▶ **Data excerpts**
..............................

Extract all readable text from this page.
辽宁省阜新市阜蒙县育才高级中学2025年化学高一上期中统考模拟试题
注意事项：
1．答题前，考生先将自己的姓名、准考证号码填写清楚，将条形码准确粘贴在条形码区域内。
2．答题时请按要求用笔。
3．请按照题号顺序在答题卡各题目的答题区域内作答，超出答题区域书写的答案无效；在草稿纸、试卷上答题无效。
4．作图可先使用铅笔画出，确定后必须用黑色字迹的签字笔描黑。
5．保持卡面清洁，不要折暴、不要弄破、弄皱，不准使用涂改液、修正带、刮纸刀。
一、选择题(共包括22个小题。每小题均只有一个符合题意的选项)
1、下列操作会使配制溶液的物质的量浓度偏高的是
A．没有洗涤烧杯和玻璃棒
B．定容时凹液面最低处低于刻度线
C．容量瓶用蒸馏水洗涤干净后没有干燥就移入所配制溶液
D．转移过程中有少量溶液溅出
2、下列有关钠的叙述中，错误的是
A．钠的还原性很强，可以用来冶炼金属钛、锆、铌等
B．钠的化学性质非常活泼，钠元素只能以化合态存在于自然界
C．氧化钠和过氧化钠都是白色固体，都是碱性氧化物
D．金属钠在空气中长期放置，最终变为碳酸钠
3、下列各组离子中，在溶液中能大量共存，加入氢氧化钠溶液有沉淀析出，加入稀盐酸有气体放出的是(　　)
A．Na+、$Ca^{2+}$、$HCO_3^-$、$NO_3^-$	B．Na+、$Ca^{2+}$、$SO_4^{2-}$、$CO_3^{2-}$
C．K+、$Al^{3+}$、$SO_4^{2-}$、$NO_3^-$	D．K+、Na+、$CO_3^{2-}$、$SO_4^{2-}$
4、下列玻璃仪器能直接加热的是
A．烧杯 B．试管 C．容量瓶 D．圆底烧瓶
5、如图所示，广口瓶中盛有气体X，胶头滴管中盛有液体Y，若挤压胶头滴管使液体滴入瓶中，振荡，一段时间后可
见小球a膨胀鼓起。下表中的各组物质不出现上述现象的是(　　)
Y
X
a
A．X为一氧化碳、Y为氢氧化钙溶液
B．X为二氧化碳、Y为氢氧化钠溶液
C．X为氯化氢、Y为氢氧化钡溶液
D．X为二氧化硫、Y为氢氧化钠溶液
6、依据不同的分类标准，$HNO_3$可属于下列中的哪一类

..............................

Can you restate every record above word for word?

▶ **ANSWER IN FULL**
Extract all readable text from this page.
辽宁省阜新市阜蒙县育才高级中学2025年化学高一上期中统考模拟试题
注意事项：
1．答题前，考生先将自己的姓名、准考证号码填写清楚，将条形码准确粘贴在条形码区域内。
2．答题时请按要求用笔。
3．请按照题号顺序在答题卡各题目的答题区域内作答，超出答题区域书写的答案无效；在草稿纸、试卷上答题无效。
4．作图可先使用铅笔画出，确定后必须用黑色字迹的签字笔描黑。
5．保持卡面清洁，不要折暴、不要弄破、弄皱，不准使用涂改液、修正带、刮纸刀。
一、选择题(共包括22个小题。每小题均只有一个符合题意的选项)
1、下列操作会使配制溶液的物质的量浓度偏高的是
A．没有洗涤烧杯和玻璃棒
B．定容时凹液面最低处低于刻度线
C．容量瓶用蒸馏水洗涤干净后没有干燥就移入所配制溶液
D．转移过程中有少量溶液溅出
2、下列有关钠的叙述中，错误的是
A．钠的还原性很强，可以用来冶炼金属钛、锆、铌等
B．钠的化学性质非常活泼，钠元素只能以化合态存在于自然界
C．氧化钠和过氧化钠都是白色固体，都是碱性氧化物
D．金属钠在空气中长期放置，最终变为碳酸钠
3、下列各组离子中，在溶液中能大量共存，加入氢氧化钠溶液有沉淀析出，加入稀盐酸有气体放出的是(　　)
A．Na+、$Ca^{2+}$、$HCO_3^-$、$NO_3^-$	B．Na+、$Ca^{2+}$、$SO_4^{2-}$、$CO_3^{2-}$
C．K+、$Al^{3+}$、$SO_4^{2-}$、$NO_3^-$	D．K+、Na+、$CO_3^{2-}$、$SO_4^{2-}$
4、下列玻璃仪器能直接加热的是
A．烧杯 B．试管 C．容量瓶 D．圆底烧瓶
5、如图所示，广口瓶中盛有气体X，胶头滴管中盛有液体Y，若挤压胶头滴管使液体滴入瓶中，振荡，一段时间后可
见小球a膨胀鼓起。下表中的各组物质不出现上述现象的是(　　)
Y
X
a
A．X为一氧化碳、Y为氢氧化钙溶液
B．X为二氧化碳、Y为氢氧化钠溶液
C．X为氯化氢、Y为氢氧化钡溶液
D．X为二氧化硫、Y为氢氧化钠溶液
6、依据不同的分类标准，$HNO_3$可属于下列中的哪一类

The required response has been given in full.